> [所给摘录]

工程力学 ›› 2019, Vol. 36 ›› Issue (8): 122-132.doi: 10.6052/j.issn.1000-4750.2018.07.0401

• 土木工程学科 • 上一篇    下一篇

钢纤维高性能轻骨料混凝土多轴强度和变形特性研究

王怀亮1,2,3   

  1. 1. 广西大学土木建筑工程学院, 广西, 南宁 530004;
    2. 工程防灾与结构安全教育部重点实验室, 广西, 南宁 530004;
    3. 大连理工大学海岸与近海工程国家重点实验室, 辽宁, 大连 116024
  • 收稿日期:2018-07-17 修回日期:2018-09-28 出版日期:2019-08-25 发布日期:2019-08-10
  • 通讯作者: 王怀亮(1979-),男,河南郑州人,副教授,博士,从事结构工程研究(E-mail:whuailiang@163.com). E-mail:whuailiang@163.com
  • 基金资助:
    国家自然科学基金资助项目(51768003;51868005);广西自然科学基金资助项目(2017GXNSFAA198360);广西大学人才基金资助项目(XGZ160701);大连理工大学海岸和近海工程国家重点实验室开放基金项目(LP1618)

STRENGTH AND DEFORMATION PROPERTIES OF HIGH PERFORMANCE STEEL FIBER REINFORCED LIGHTWEIGHT CONCRETE UNDER MULTIAXIAL COMPRESSION

WANG Huai-liang1,2,3   

  1. 1. College of Civil Engineering and Architecture, Guangxi University, Nanning, Guangxi 530004, China;
    2. Key Laboratory of Disaster Prevention and Structural Safety of Ministry of Education, Nanning, Guangxi 530004, China;
    3. State Key Laboratory of Coastal and Offshore Engineering, Dalian University of Technology, Dalian, Liaoning 116023, China
  • Received:2018-07-17 Revised:2018-09-28 Online:2019-08-25 Published:2019-08-10

摘要: 为了研究钢纤维掺量和三轴应力比对高性能轻骨料混凝土破坏准则和本构关系的影响规律,进行了钢纤维全轻混凝土和钢纤维次轻混凝土多轴强度和变形特性的试验研究,考虑到试验机加载能力和新拌高性能轻骨料混凝土的工作性能,选取的钢纤维体积掺量为0、0.5%、1.0%和1.5%,试验加载路径有单轴拉、压,双轴等压和真三轴压。结果发现在单轴应力和低应力比条件下,钢纤维能够明显地发挥增强阻裂作用,随着钢纤维掺量的增加,中间主应力对极限抗压强度和峰值应变的影响越来越大,且钢纤维体积掺量对两种轻骨料混凝土应力-应变曲线下降段有一定的影响;在高应力比条件下,钢纤维体积掺量对峰值强度、峰值应变和应力-应变曲线下降段无明显影响,但对高应力比下轻骨料混凝土应力-应变曲线上特有的应力平台区域有较大的影响。考虑钢纤维含量特征参数的影响,对普通骨料混凝土的Kotsovos破坏准则进行了相应的修正,得出了适合钢纤维增强轻骨料混凝土的破坏准则表达式。

> [本题列表]
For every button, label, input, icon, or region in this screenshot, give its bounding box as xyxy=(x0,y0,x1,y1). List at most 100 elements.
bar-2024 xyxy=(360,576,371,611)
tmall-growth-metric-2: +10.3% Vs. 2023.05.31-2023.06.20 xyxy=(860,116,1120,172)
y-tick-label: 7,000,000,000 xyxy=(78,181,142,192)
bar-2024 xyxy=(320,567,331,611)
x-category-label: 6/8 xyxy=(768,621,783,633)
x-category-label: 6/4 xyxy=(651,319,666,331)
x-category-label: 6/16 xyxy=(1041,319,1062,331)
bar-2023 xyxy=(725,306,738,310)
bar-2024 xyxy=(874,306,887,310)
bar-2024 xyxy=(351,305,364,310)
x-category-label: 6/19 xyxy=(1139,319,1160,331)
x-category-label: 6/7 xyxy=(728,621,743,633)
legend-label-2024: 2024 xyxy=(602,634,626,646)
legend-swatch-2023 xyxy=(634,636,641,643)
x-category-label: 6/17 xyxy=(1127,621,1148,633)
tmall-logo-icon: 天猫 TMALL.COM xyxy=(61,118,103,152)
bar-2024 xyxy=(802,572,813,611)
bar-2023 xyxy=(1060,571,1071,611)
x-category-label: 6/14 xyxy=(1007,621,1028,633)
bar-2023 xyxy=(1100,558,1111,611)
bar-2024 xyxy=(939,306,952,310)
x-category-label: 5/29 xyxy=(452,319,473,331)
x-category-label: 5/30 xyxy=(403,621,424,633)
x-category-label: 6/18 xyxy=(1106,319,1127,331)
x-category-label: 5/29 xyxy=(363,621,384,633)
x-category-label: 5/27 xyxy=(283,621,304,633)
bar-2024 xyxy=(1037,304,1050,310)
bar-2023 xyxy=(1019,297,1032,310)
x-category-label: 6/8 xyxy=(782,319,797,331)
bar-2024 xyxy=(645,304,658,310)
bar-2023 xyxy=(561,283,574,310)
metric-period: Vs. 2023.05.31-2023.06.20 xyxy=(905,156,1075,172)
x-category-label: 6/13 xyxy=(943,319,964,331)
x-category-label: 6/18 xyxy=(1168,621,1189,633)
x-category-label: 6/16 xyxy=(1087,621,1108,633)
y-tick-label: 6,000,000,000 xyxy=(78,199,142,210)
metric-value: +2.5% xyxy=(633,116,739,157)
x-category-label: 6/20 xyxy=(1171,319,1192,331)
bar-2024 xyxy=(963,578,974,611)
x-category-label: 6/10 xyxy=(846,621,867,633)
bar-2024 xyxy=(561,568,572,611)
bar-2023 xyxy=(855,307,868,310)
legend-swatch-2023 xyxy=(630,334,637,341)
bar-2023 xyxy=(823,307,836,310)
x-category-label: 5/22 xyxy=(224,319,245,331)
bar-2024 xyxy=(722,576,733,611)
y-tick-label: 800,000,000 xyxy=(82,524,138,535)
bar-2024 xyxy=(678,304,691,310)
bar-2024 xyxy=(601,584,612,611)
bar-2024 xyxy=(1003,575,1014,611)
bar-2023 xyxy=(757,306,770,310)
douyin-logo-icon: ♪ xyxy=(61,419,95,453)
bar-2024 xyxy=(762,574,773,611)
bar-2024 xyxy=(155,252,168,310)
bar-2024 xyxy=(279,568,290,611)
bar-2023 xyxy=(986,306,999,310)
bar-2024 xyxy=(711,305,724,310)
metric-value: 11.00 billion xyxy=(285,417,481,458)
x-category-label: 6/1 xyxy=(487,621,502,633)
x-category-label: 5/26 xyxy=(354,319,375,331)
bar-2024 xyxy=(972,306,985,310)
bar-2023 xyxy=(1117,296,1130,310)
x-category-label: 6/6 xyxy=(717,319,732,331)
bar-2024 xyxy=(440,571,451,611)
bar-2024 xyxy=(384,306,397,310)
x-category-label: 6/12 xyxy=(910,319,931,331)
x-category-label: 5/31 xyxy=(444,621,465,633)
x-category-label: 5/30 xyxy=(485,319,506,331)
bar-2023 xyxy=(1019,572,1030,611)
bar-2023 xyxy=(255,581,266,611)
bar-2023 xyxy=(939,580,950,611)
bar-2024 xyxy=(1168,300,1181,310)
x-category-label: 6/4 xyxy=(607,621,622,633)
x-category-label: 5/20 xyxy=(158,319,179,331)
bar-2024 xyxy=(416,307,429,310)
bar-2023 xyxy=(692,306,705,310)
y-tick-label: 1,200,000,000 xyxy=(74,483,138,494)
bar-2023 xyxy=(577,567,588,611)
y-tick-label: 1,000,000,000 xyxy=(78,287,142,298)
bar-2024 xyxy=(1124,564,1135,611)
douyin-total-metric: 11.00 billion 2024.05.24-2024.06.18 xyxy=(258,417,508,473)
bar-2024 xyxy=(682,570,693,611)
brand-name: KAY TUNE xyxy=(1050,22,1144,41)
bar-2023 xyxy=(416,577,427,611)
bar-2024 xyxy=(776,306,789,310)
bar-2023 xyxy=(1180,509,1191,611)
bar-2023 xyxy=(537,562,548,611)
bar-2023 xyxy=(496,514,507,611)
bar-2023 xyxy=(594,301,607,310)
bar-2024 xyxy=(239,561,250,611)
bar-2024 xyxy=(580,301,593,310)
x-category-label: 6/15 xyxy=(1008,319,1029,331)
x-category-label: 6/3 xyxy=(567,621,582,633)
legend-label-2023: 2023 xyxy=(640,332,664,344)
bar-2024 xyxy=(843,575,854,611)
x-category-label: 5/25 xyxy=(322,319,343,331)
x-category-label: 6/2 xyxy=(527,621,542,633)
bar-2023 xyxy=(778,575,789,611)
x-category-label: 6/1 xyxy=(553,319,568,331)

> [任务要求]
1/ 请将所给摘录中从"钢纤维高性能轻骨料混凝土多轴强度和变形特性研究"到"开放基金项目(LP1618)"（含首尾）的部分重写一遍，并把其中的"副教授"更新为"研究员"。
2/ 请逐字照录列表从开头到含有"y-tick-label: 7,000,000,000 xyxy=(78,181,142,192)"的那一行之间的各行，首尾两行都包括在内，只写这些行。

> [任务答案]
1/
钢纤维高性能轻骨料混凝土多轴强度和变形特性研究

王怀亮1,2,3   

  1. 1. 广西大学土木建筑工程学院, 广西, 南宁 530004;
    2. 工程防灾与结构安全教育部重点实验室, 广西, 南宁 530004;
    3. 大连理工大学海岸与近海工程国家重点实验室, 辽宁, 大连 116024
  • 收稿日期:2018-07-17 修回日期:2018-09-28 出版日期:2019-08-25 发布日期:2019-08-10
  • 通讯作者: 王怀亮(1979-),男,河南郑州人,研究员,博士,从事结构工程研究(E-mail:whuailiang@163.com). E-mail:whuailiang@163.com
  • 基金资助:
    国家自然科学基金资助项目(51768003;51868005);广西自然科学基金资助项目(2017GXNSFAA198360);广西大学人才基金资助项目(XGZ160701);大连理工大学海岸和近海工程国家重点实验室开放基金项目(LP1618)

2/
For every button, label, input, icon, or region in this screenshot, give its bounding box as xyxy=(x0,y0,x1,y1). List at most 100 elements.
bar-2024 xyxy=(360,576,371,611)
tmall-growth-metric-2: +10.3% Vs. 2023.05.31-2023.06.20 xyxy=(860,116,1120,172)
y-tick-label: 7,000,000,000 xyxy=(78,181,142,192)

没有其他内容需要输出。